TASK PROMPT → Word for word, give the material below again, minus any images.

RECORDED INFORMATION →

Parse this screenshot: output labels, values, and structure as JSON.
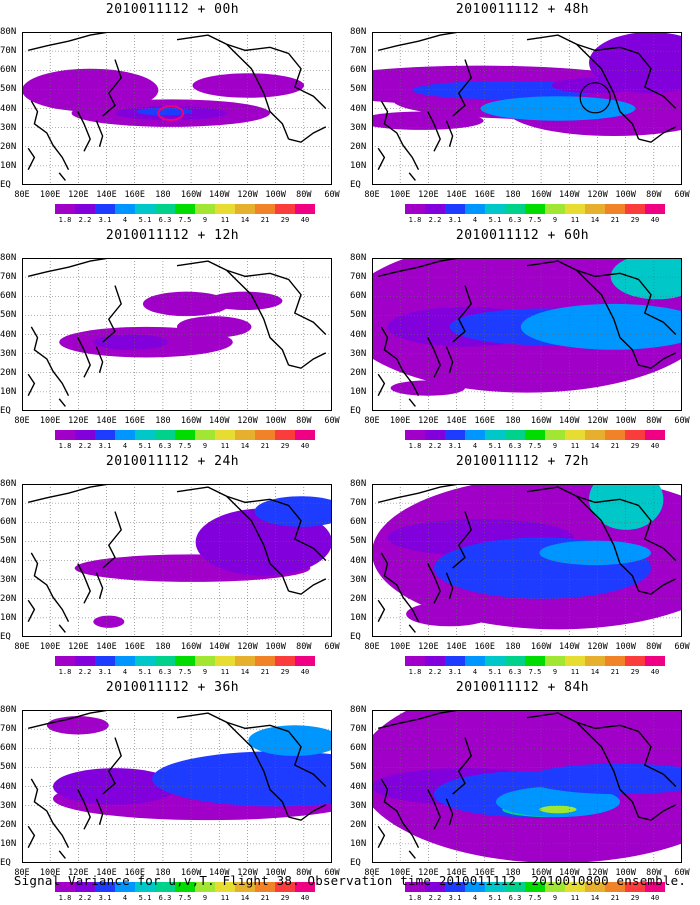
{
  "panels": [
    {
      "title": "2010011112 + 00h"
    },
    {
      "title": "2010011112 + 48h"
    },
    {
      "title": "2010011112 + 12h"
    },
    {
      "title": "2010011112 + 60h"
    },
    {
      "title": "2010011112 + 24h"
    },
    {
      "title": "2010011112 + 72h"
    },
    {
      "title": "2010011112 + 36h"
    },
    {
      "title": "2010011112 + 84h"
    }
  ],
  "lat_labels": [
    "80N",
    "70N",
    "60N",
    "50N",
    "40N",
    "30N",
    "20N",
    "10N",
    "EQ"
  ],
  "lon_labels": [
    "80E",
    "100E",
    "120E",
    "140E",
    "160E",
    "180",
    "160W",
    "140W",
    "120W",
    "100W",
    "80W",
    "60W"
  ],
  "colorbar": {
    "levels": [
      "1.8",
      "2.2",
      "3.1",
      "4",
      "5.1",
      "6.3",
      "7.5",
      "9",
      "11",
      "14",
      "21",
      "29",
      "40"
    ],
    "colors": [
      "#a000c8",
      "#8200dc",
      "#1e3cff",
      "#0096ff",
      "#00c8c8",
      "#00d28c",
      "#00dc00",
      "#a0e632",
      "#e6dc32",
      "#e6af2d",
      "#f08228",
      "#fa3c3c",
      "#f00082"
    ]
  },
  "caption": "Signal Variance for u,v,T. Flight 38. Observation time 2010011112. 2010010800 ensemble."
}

THE COMPLETED TASK →
Parse this screenshot: output labels, values, and structure as JSON.
{
  "panels": [
    {
      "title": "2010011112 + 00h"
    },
    {
      "title": "2010011112 + 48h"
    },
    {
      "title": "2010011112 + 12h"
    },
    {
      "title": "2010011112 + 60h"
    },
    {
      "title": "2010011112 + 24h"
    },
    {
      "title": "2010011112 + 72h"
    },
    {
      "title": "2010011112 + 36h"
    },
    {
      "title": "2010011112 + 84h"
    }
  ],
  "lat_labels": [
    "80N",
    "70N",
    "60N",
    "50N",
    "40N",
    "30N",
    "20N",
    "10N",
    "EQ"
  ],
  "lon_labels": [
    "80E",
    "100E",
    "120E",
    "140E",
    "160E",
    "180",
    "160W",
    "140W",
    "120W",
    "100W",
    "80W",
    "60W"
  ],
  "colorbar": {
    "levels": [
      "1.8",
      "2.2",
      "3.1",
      "4",
      "5.1",
      "6.3",
      "7.5",
      "9",
      "11",
      "14",
      "21",
      "29",
      "40"
    ],
    "colors": [
      "#a000c8",
      "#8200dc",
      "#1e3cff",
      "#0096ff",
      "#00c8c8",
      "#00d28c",
      "#00dc00",
      "#a0e632",
      "#e6dc32",
      "#e6af2d",
      "#f08228",
      "#fa3c3c",
      "#f00082"
    ]
  },
  "caption": "Signal Variance for u,v,T. Flight 38. Observation time 2010011112. 2010010800 ensemble."
}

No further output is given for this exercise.